# [Short exercise]
Render the following material again verbatim, leaving nothing out.

Structured figure records
- - - - -
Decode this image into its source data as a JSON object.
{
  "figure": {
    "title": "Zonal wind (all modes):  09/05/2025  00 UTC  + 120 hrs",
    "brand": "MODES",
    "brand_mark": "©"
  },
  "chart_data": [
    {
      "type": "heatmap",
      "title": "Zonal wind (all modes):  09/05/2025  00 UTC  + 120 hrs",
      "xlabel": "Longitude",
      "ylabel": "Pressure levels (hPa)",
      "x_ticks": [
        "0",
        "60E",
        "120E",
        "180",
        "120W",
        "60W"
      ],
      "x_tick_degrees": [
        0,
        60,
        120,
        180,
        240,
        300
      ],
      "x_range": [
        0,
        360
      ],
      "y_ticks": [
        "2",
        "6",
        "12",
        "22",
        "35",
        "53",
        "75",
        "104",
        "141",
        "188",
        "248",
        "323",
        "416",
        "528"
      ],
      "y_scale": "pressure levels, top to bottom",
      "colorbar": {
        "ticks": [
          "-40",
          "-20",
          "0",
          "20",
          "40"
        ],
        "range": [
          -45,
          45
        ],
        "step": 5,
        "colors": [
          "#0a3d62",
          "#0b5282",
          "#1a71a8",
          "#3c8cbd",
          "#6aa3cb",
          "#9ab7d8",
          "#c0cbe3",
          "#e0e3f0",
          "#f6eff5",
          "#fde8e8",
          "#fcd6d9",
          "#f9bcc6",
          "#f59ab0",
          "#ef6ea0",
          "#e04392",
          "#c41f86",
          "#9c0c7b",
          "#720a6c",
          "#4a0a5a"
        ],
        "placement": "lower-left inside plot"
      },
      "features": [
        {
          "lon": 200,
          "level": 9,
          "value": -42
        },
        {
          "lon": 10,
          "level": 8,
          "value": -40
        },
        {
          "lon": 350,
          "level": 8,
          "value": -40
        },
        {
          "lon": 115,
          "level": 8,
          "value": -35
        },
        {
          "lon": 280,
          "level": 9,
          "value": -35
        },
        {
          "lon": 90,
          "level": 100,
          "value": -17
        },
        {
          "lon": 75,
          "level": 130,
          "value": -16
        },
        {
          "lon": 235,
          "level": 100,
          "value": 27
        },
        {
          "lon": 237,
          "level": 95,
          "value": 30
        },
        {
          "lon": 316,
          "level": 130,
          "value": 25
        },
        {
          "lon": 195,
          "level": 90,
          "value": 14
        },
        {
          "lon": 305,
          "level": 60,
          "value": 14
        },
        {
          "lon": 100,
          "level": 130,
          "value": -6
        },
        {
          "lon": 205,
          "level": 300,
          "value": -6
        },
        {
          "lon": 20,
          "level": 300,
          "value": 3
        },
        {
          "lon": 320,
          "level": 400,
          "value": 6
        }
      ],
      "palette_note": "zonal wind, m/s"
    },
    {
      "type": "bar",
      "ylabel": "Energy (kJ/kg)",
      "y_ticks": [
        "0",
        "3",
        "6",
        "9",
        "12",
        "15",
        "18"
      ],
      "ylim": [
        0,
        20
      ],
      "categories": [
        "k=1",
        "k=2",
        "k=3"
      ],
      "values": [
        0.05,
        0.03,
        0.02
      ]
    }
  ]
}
- - - - -
# [Correct output]
Decode this image into its source data as a JSON object.
{
  "figure": {
    "title": "Zonal wind (all modes):  09/05/2025  00 UTC  + 120 hrs",
    "brand": "MODES",
    "brand_mark": "©"
  },
  "chart_data": [
    {
      "type": "heatmap",
      "title": "Zonal wind (all modes):  09/05/2025  00 UTC  + 120 hrs",
      "xlabel": "Longitude",
      "ylabel": "Pressure levels (hPa)",
      "x_ticks": [
        "0",
        "60E",
        "120E",
        "180",
        "120W",
        "60W"
      ],
      "x_tick_degrees": [
        0,
        60,
        120,
        180,
        240,
        300
      ],
      "x_range": [
        0,
        360
      ],
      "y_ticks": [
        "2",
        "6",
        "12",
        "22",
        "35",
        "53",
        "75",
        "104",
        "141",
        "188",
        "248",
        "323",
        "416",
        "528"
      ],
      "y_scale": "pressure levels, top to bottom",
      "colorbar": {
        "ticks": [
          "-40",
          "-20",
          "0",
          "20",
          "40"
        ],
        "range": [
          -45,
          45
        ],
        "step": 5,
        "colors": [
          "#0a3d62",
          "#0b5282",
          "#1a71a8",
          "#3c8cbd",
          "#6aa3cb",
          "#9ab7d8",
          "#c0cbe3",
          "#e0e3f0",
          "#f6eff5",
          "#fde8e8",
          "#fcd6d9",
          "#f9bcc6",
          "#f59ab0",
          "#ef6ea0",
          "#e04392",
          "#c41f86",
          "#9c0c7b",
          "#720a6c",
          "#4a0a5a"
        ],
        "placement": "lower-left inside plot"
      },
      "features": [
        {
          "lon": 200,
          "level": 9,
          "value": -42
        },
        {
          "lon": 10,
          "level": 8,
          "value": -40
        },
        {
          "lon": 350,
          "level": 8,
          "value": -40
        },
        {
          "lon": 115,
          "level": 8,
          "value": -35
        },
        {
          "lon": 280,
          "level": 9,
          "value": -35
        },
        {
          "lon": 90,
          "level": 100,
          "value": -17
        },
        {
          "lon": 75,
          "level": 130,
          "value": -16
        },
        {
          "lon": 235,
          "level": 100,
          "value": 27
        },
        {
          "lon": 237,
          "level": 95,
          "value": 30
        },
        {
          "lon": 316,
          "level": 130,
          "value": 25
        },
        {
          "lon": 195,
          "level": 90,
          "value": 14
        },
        {
          "lon": 305,
          "level": 60,
          "value": 14
        },
        {
          "lon": 100,
          "level": 130,
          "value": -6
        },
        {
          "lon": 205,
          "level": 300,
          "value": -6
        },
        {
          "lon": 20,
          "level": 300,
          "value": 3
        },
        {
          "lon": 320,
          "level": 400,
          "value": 6
        }
      ],
      "palette_note": "zonal wind, m/s"
    },
    {
      "type": "bar",
      "ylabel": "Energy (kJ/kg)",
      "y_ticks": [
        "0",
        "3",
        "6",
        "9",
        "12",
        "15",
        "18"
      ],
      "ylim": [
        0,
        20
      ],
      "categories": [
        "k=1",
        "k=2",
        "k=3"
      ],
      "values": [
        0.05,
        0.03,
        0.02
      ]
    }
  ]
}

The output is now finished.